-- start Extracted records --
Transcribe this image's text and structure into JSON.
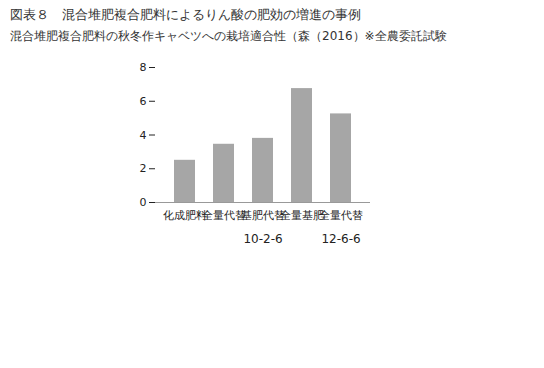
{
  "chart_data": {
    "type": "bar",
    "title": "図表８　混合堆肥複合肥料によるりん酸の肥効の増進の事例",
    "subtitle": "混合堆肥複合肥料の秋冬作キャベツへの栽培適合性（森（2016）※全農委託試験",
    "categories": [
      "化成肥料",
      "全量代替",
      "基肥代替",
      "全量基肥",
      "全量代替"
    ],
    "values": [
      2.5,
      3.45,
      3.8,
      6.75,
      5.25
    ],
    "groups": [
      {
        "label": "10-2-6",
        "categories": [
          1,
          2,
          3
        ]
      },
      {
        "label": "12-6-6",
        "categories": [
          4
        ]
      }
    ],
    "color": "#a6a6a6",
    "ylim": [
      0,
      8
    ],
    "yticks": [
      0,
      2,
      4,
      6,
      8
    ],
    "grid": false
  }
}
-- end Extracted records --
-- start Extracted records --
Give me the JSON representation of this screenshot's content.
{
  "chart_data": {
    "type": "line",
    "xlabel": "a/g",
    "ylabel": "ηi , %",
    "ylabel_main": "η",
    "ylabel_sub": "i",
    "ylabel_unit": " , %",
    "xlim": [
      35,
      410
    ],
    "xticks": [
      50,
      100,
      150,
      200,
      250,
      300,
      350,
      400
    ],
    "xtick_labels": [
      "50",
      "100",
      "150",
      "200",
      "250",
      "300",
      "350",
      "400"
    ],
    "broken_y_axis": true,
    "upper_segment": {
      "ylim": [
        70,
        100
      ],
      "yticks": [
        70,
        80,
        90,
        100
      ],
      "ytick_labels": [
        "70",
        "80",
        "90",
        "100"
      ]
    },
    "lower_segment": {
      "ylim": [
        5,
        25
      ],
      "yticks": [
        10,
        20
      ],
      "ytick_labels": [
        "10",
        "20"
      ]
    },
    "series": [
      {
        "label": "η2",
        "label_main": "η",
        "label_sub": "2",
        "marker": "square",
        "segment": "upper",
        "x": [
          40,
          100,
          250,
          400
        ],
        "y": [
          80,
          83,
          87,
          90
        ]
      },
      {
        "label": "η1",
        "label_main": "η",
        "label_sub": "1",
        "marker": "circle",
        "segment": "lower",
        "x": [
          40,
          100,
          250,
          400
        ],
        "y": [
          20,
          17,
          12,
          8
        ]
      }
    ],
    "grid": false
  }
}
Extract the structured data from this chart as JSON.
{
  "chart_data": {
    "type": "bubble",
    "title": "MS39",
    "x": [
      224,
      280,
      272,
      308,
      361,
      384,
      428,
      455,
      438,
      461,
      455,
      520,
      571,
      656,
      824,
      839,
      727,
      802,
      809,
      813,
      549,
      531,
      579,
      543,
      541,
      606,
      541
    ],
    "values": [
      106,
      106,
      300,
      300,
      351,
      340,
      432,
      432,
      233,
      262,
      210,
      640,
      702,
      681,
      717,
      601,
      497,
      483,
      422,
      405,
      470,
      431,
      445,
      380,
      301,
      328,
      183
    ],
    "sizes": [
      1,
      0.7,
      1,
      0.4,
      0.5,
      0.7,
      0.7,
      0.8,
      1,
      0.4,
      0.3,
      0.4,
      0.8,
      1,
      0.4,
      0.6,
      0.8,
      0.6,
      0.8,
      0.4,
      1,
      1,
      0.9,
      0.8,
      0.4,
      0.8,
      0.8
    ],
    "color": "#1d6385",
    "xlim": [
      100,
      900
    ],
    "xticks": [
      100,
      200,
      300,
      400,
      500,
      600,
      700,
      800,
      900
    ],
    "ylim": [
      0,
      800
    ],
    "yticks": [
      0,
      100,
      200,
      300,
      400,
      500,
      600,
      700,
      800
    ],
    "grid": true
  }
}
-- end Extracted records --
=== Instructions to follow ===
Filter for "this". Return all lines that hold it.

=== The answer ===
Transcribe this image's text and structure into JSON.
Give me the JSON representation of this screenshot's content.
Extract the structured data from this chart as JSON.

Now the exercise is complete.